EXERCISE INPUT:
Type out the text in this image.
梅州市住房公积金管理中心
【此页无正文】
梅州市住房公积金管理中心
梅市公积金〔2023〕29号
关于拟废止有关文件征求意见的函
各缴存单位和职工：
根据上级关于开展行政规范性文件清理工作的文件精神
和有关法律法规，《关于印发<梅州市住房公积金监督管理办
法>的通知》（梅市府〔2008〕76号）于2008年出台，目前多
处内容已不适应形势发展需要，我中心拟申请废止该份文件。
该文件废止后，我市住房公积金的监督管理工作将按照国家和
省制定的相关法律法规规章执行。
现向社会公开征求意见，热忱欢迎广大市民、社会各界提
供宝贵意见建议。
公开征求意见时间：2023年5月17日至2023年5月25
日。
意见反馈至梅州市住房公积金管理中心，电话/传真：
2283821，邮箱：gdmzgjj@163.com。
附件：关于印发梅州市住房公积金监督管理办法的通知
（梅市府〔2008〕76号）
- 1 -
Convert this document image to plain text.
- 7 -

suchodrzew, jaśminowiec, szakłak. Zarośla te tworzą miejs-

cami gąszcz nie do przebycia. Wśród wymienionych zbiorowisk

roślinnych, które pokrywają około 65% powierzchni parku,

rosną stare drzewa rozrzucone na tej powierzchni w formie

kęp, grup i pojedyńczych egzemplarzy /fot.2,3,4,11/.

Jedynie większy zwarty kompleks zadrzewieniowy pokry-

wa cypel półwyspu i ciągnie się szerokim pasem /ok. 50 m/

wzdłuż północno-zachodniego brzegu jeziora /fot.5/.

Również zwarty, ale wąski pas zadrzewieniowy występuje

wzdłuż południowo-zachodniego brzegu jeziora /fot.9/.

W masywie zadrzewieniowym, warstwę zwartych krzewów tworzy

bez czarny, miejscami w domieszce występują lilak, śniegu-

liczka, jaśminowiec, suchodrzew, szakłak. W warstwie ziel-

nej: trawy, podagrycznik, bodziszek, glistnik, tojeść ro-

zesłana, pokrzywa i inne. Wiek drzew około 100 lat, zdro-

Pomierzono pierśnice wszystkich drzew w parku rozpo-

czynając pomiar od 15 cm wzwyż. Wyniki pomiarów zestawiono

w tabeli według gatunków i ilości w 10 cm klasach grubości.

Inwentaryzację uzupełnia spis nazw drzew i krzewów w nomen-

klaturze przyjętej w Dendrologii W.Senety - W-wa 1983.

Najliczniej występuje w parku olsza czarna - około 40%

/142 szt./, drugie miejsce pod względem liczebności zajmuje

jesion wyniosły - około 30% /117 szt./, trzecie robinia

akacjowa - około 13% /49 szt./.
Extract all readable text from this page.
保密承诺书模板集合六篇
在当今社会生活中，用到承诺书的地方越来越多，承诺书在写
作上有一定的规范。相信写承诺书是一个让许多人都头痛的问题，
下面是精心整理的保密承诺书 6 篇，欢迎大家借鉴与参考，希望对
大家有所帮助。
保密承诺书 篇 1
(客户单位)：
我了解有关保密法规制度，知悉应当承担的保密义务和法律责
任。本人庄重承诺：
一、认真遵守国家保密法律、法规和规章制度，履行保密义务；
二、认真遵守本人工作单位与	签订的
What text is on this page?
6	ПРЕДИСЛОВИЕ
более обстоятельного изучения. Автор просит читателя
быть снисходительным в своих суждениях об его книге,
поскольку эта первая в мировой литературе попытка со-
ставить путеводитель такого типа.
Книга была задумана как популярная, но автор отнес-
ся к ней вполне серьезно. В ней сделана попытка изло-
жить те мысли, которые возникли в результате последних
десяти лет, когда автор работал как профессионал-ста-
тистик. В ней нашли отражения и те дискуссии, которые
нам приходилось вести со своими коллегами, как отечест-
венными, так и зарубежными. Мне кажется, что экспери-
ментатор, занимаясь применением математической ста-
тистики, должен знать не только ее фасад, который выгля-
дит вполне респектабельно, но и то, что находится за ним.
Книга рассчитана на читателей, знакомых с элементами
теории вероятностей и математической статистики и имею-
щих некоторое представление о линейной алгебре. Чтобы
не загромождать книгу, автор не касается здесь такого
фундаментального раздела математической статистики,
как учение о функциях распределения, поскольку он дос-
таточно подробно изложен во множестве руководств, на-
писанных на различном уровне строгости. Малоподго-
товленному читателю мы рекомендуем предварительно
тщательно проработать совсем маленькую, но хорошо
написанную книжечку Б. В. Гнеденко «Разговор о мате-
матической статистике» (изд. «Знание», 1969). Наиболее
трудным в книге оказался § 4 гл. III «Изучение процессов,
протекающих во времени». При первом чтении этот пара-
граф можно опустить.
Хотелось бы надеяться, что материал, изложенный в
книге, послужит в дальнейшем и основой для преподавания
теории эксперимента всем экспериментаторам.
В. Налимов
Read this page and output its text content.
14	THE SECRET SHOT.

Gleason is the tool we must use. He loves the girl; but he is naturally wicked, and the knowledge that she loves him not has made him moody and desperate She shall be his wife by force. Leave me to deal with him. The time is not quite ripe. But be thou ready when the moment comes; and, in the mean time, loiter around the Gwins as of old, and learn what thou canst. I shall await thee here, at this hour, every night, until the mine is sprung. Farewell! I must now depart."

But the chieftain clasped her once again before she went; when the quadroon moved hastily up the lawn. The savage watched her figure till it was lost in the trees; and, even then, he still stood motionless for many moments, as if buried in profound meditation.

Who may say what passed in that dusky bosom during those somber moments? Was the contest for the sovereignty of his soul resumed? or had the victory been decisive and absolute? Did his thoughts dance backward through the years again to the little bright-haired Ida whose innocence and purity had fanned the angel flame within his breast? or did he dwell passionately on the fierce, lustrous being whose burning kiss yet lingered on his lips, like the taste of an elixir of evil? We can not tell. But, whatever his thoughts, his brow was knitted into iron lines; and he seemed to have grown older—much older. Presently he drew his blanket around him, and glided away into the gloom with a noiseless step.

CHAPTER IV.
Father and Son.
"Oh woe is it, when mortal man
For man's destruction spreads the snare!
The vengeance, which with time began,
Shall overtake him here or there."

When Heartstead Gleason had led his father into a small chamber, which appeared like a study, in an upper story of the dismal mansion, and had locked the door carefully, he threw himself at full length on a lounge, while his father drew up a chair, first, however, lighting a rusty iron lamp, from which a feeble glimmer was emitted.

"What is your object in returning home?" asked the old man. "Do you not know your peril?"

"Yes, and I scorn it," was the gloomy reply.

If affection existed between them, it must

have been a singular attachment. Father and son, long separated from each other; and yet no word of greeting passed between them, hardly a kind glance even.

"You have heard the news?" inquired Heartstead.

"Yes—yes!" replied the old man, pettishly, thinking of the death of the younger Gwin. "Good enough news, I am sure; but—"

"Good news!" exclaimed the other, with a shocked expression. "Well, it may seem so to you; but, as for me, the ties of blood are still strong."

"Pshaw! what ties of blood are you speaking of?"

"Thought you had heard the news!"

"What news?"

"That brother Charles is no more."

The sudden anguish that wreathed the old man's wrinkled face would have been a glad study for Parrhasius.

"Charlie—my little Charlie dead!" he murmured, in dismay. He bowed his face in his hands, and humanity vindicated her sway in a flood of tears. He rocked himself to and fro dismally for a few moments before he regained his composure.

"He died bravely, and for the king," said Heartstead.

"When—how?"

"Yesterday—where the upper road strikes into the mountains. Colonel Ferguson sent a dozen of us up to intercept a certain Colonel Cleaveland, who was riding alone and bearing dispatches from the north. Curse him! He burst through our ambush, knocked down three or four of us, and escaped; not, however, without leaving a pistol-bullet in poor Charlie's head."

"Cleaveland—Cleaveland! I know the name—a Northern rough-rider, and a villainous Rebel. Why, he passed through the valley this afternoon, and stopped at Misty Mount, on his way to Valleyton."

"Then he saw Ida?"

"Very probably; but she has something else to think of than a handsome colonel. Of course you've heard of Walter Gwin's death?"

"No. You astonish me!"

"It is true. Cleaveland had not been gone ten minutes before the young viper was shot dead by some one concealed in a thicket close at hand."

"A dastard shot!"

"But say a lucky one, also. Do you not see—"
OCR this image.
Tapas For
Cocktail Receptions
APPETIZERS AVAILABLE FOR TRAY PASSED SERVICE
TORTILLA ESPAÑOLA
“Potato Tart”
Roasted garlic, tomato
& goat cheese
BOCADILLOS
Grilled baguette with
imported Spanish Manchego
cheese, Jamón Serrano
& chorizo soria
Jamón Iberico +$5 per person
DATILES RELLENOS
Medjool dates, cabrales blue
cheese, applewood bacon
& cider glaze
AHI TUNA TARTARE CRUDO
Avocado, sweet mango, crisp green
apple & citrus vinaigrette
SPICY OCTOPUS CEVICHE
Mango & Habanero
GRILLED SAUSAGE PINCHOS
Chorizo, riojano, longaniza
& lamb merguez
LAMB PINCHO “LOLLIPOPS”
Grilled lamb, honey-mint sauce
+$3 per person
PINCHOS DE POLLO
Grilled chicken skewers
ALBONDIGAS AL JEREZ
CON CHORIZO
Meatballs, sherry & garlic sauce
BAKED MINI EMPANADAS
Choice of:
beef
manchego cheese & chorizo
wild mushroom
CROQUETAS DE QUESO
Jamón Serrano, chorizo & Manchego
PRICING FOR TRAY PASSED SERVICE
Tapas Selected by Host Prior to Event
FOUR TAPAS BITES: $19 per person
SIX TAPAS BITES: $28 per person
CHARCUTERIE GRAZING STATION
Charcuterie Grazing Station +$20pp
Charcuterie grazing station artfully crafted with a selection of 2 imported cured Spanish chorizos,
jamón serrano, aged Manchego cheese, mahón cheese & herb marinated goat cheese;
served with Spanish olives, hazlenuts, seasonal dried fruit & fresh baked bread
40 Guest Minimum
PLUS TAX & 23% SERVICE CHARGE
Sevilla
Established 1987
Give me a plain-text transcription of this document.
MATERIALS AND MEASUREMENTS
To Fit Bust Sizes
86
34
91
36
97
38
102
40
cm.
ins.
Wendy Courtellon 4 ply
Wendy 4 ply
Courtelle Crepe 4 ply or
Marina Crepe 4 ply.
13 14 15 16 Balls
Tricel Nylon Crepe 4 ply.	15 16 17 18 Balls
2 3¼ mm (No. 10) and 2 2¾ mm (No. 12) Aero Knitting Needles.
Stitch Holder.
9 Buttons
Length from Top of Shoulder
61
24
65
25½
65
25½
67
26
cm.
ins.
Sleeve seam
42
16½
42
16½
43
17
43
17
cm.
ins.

PROBLEM DETAILS: Gather all lines from the records above in which "Книга" appears.

COMPLETE OUTPUT:
Книга была задумана как популярная, но автор отнес-
Книга рассчитана на читателей, знакомых с элементами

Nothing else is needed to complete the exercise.